** start of EXTRACTED DATA **

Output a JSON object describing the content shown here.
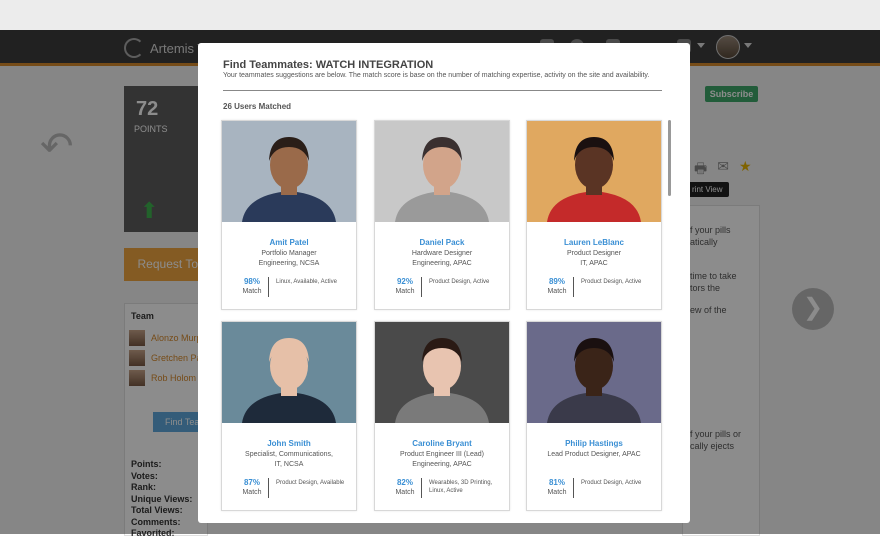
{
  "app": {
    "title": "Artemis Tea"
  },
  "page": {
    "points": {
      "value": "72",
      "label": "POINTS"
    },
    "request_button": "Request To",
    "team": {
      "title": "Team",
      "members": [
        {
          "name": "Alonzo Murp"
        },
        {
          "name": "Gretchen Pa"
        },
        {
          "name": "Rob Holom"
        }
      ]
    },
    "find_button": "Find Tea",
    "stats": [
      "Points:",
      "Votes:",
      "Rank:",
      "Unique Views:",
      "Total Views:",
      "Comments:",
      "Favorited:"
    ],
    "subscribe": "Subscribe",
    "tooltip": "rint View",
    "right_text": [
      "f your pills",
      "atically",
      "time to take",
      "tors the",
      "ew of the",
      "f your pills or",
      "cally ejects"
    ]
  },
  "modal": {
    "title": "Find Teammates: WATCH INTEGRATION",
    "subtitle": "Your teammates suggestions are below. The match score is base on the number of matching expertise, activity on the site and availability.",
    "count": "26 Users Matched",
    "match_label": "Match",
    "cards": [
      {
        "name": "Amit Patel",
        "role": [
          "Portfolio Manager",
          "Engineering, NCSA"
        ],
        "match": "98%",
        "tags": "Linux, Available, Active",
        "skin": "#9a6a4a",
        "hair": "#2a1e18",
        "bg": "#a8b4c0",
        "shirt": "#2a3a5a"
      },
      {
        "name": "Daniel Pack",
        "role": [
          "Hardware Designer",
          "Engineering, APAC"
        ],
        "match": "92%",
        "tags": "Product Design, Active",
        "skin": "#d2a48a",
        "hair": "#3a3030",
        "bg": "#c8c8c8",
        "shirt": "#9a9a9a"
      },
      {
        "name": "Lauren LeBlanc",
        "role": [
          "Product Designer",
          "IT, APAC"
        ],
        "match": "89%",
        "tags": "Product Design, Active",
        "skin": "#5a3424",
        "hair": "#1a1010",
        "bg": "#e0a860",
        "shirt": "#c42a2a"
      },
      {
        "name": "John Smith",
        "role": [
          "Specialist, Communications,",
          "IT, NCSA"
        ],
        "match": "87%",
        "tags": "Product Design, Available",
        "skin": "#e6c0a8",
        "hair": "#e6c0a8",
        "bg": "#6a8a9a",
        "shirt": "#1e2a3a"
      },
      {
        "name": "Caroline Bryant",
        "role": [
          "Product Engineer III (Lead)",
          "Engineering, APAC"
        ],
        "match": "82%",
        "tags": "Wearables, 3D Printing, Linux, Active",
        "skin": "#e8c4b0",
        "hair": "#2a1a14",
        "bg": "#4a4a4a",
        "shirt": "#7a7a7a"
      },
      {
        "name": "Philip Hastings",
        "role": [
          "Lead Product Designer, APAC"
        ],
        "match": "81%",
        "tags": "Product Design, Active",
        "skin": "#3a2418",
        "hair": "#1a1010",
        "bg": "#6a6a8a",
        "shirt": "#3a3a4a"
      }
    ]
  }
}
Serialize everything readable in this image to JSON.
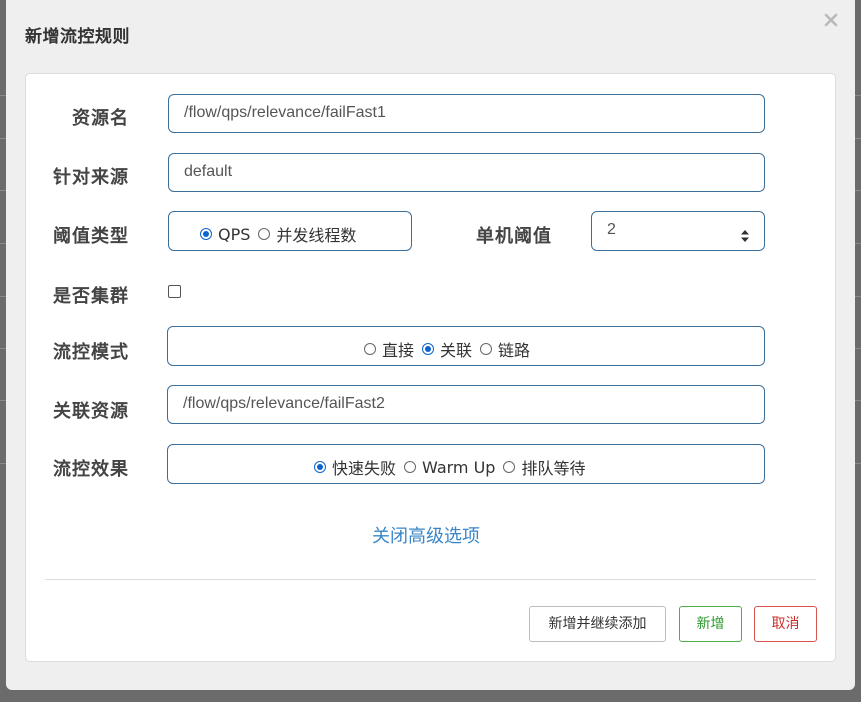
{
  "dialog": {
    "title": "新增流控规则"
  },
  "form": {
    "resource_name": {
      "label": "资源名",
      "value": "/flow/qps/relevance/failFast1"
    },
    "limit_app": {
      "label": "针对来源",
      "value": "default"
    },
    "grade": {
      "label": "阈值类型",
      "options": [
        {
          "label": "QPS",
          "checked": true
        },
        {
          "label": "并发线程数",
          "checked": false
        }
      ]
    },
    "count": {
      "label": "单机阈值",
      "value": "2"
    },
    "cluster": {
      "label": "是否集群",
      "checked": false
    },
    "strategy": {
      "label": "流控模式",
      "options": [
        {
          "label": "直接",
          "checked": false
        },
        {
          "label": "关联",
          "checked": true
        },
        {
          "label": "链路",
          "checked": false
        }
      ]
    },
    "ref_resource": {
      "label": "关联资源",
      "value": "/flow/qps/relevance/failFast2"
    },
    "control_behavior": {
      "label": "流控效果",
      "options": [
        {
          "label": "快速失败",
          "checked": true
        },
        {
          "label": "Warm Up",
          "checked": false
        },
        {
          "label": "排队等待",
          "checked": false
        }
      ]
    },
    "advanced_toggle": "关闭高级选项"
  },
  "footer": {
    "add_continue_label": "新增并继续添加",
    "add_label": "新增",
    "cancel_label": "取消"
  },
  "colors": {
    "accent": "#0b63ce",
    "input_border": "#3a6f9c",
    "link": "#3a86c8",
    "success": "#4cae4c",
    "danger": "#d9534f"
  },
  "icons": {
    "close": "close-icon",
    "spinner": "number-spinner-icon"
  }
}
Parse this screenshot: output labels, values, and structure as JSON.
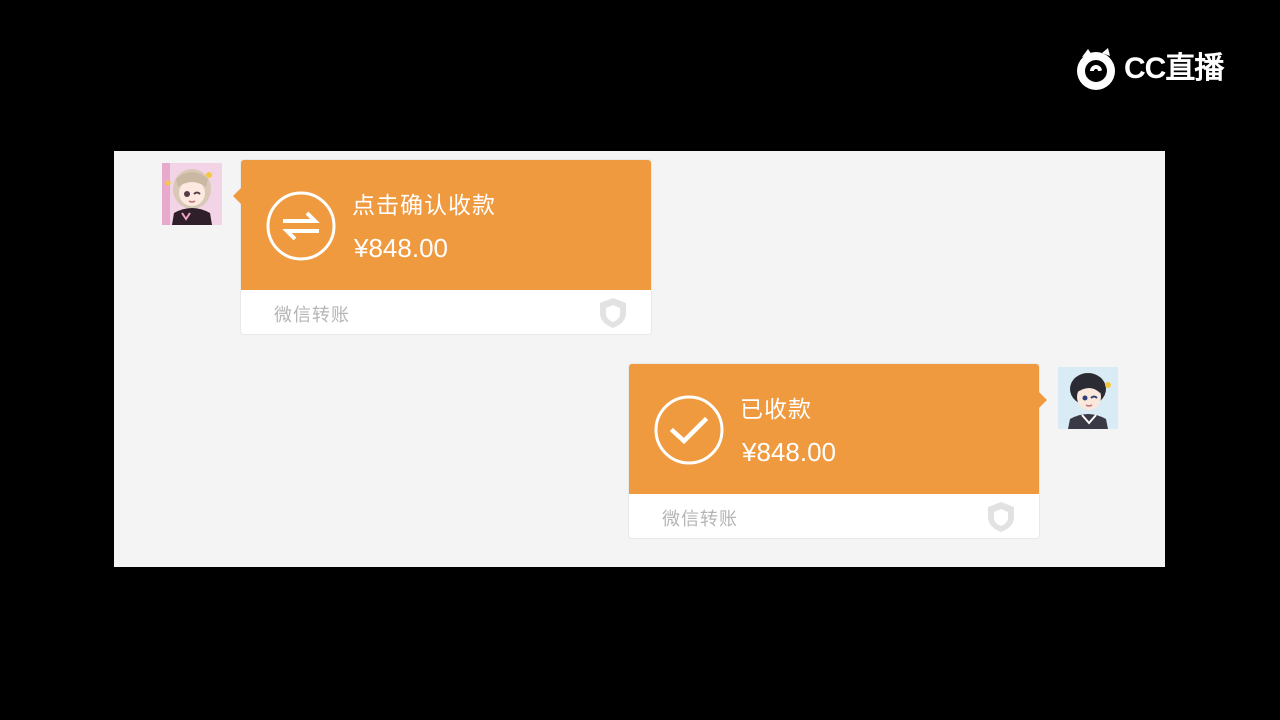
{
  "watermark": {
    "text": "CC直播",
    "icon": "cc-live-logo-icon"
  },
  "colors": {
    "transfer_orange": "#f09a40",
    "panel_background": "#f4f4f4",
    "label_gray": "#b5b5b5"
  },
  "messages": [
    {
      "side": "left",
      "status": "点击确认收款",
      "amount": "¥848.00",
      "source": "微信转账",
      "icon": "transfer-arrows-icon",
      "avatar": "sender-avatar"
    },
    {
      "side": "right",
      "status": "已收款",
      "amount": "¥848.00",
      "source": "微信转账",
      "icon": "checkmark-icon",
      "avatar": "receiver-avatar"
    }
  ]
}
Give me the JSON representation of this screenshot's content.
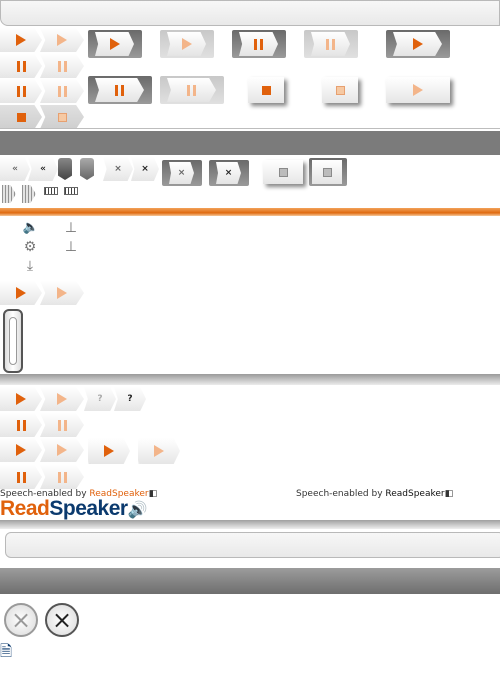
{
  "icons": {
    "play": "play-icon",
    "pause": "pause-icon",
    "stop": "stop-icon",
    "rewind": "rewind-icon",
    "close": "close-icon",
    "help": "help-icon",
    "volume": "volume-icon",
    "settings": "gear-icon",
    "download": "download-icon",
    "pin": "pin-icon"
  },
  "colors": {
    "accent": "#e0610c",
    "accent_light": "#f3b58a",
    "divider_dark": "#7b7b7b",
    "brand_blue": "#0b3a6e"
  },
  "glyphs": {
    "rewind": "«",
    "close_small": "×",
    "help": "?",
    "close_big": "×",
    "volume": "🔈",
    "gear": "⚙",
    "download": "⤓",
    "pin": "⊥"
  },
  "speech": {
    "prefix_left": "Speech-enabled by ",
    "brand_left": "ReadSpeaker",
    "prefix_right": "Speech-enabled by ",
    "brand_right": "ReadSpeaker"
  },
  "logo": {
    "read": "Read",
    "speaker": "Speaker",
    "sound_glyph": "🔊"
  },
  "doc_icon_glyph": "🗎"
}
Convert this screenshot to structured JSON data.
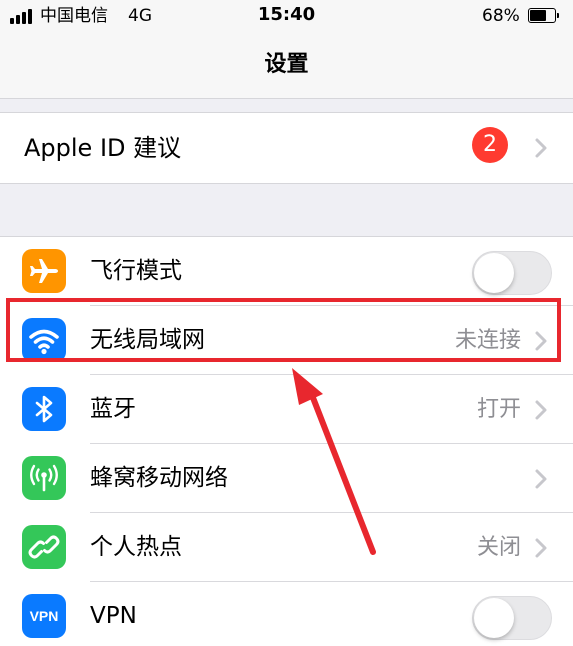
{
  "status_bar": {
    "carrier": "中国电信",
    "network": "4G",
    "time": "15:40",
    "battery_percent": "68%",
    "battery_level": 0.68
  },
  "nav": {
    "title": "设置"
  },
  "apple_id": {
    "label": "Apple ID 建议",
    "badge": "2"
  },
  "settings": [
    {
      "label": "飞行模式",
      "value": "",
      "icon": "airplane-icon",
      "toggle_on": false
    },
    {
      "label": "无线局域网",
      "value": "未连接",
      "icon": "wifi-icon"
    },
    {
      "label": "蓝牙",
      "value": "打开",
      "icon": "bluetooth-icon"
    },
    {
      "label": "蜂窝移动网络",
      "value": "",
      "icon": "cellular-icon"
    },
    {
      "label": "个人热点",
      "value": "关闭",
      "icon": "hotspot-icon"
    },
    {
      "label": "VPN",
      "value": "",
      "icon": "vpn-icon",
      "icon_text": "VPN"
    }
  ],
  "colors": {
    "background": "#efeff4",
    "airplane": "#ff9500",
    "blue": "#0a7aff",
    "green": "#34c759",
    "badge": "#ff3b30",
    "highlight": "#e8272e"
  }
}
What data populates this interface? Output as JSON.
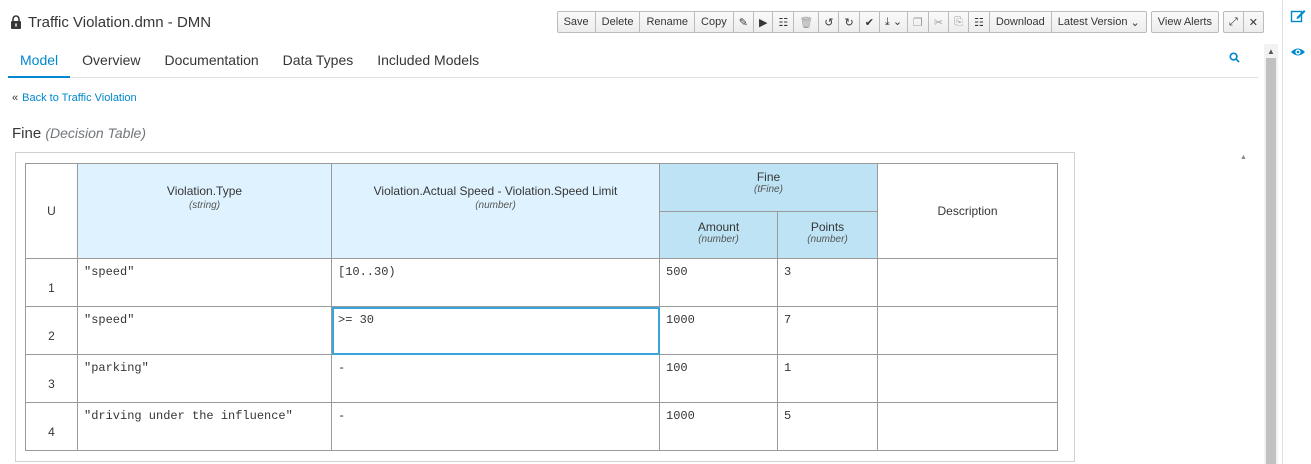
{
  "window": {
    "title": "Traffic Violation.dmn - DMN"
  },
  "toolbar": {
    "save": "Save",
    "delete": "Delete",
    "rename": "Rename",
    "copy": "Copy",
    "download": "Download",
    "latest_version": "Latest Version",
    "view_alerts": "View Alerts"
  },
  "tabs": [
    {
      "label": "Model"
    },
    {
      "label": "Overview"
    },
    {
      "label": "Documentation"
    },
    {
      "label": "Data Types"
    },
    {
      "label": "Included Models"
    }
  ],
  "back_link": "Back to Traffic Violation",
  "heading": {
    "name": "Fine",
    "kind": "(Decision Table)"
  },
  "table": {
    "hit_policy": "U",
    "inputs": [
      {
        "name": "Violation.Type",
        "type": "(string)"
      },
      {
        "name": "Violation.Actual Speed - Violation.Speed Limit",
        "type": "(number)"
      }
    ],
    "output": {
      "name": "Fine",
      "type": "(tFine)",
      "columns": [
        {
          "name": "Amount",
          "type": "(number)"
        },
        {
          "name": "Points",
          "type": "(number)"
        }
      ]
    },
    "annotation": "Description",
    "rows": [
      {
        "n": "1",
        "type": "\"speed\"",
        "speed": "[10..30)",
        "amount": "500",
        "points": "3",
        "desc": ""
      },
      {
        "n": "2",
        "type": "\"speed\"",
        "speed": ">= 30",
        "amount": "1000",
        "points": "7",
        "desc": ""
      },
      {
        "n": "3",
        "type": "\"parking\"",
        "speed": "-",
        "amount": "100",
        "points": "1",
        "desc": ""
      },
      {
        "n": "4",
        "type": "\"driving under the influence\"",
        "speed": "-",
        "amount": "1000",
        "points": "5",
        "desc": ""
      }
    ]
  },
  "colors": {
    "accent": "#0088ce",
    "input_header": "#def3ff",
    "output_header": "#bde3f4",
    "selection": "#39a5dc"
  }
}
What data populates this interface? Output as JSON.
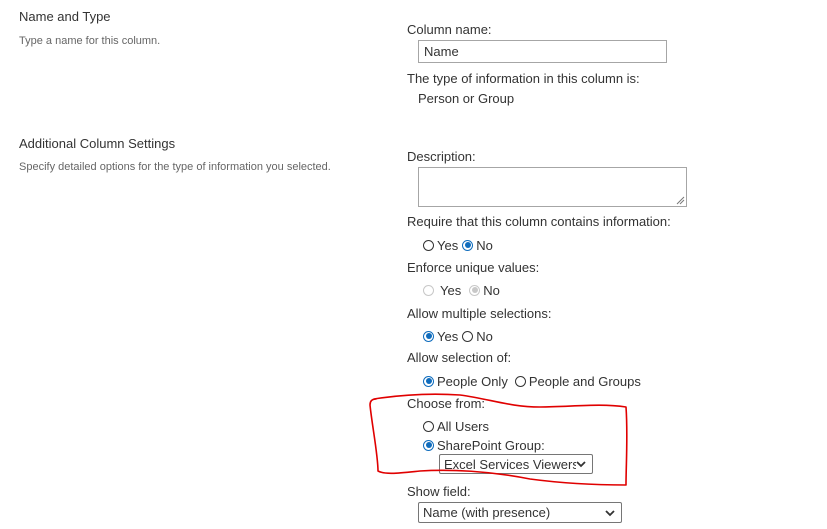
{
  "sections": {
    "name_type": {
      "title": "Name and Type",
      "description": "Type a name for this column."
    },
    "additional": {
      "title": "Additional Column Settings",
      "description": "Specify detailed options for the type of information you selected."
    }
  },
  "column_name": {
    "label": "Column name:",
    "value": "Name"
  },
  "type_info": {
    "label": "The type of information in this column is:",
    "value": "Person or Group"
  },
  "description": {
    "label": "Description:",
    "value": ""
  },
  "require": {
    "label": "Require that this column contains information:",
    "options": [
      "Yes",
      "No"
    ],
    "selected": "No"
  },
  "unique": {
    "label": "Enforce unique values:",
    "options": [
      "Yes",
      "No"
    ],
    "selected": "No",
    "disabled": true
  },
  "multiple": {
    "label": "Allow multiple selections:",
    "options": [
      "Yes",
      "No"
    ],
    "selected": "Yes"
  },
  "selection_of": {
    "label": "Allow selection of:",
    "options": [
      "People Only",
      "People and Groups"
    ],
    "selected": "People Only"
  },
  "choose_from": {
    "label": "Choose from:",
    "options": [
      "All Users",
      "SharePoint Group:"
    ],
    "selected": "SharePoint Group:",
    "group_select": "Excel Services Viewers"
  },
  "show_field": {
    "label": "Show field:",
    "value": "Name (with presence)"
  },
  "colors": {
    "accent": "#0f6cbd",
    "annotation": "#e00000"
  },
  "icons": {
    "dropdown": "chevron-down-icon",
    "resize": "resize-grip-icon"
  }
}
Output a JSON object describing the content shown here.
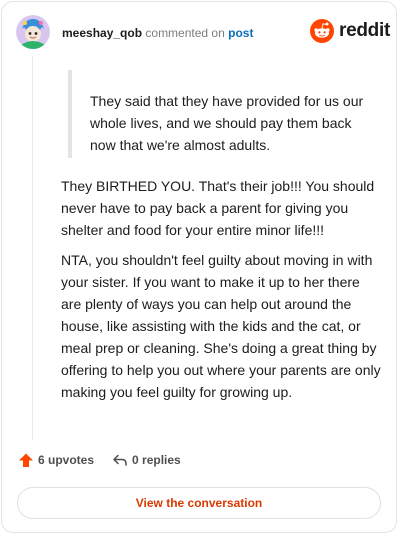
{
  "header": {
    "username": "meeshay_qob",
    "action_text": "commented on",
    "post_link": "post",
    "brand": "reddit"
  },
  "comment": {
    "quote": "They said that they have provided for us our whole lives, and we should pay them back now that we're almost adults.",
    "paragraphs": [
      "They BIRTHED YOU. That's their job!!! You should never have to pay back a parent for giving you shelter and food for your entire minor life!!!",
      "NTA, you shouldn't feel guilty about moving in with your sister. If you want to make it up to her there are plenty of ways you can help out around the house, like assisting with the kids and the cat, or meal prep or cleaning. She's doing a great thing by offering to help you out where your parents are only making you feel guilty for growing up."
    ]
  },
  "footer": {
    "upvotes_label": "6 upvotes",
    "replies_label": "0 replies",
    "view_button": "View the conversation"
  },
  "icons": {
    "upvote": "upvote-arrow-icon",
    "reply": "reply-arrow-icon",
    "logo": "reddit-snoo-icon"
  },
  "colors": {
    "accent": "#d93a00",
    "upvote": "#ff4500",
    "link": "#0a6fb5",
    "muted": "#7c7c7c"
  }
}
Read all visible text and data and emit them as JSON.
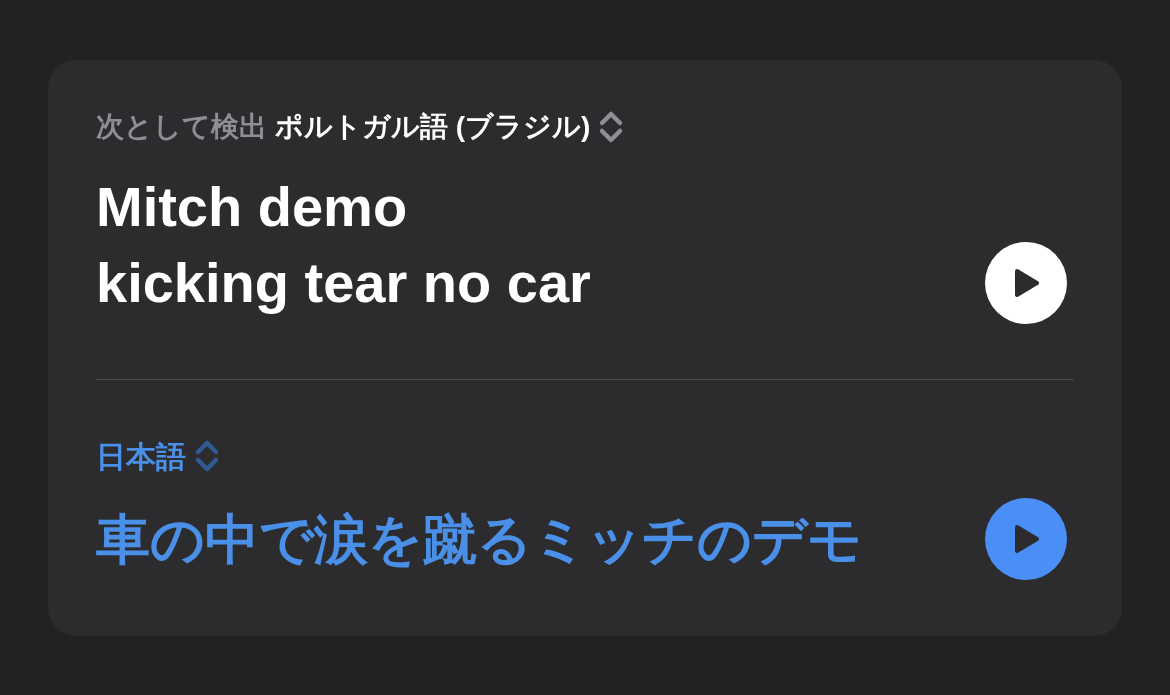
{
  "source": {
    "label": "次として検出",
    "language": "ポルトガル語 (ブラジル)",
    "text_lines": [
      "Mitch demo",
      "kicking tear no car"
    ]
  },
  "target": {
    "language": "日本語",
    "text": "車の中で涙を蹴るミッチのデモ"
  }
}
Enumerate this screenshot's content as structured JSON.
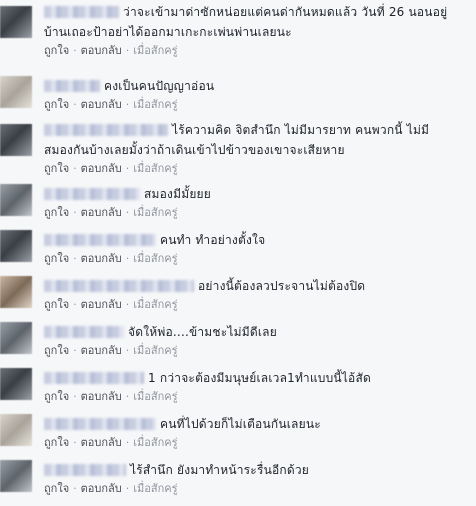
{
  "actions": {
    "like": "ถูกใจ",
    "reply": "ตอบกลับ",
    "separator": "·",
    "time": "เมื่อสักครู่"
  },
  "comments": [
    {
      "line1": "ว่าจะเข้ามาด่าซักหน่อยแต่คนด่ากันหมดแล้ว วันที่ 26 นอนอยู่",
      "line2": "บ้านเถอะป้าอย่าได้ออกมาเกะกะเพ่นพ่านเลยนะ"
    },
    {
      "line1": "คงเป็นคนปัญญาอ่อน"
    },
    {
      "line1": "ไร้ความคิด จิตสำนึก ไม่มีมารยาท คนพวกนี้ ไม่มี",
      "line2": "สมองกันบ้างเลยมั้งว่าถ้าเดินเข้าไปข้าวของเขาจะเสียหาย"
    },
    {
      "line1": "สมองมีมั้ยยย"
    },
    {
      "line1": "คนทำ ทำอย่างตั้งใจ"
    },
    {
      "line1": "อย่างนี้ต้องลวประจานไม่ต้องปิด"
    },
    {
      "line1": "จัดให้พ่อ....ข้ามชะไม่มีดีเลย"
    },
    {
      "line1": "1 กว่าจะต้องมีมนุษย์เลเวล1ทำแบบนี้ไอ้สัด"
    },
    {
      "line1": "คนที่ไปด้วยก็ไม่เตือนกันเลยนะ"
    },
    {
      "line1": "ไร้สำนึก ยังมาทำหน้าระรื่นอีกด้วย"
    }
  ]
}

** end of EXTRACTED DATA **

[EXERCISE REQUIREMENTS]: Copy every line in the entries above that has the string "have" in it.

[OUTPUT OF THE TASK]:
    "quote": "They said that they have provided for us our whole lives, and we should pay them back now that we're almost adults.",
      "They BIRTHED YOU. That's their job!!! You should never have to pay back a parent for giving you shelter and food for your entire minor life!!!",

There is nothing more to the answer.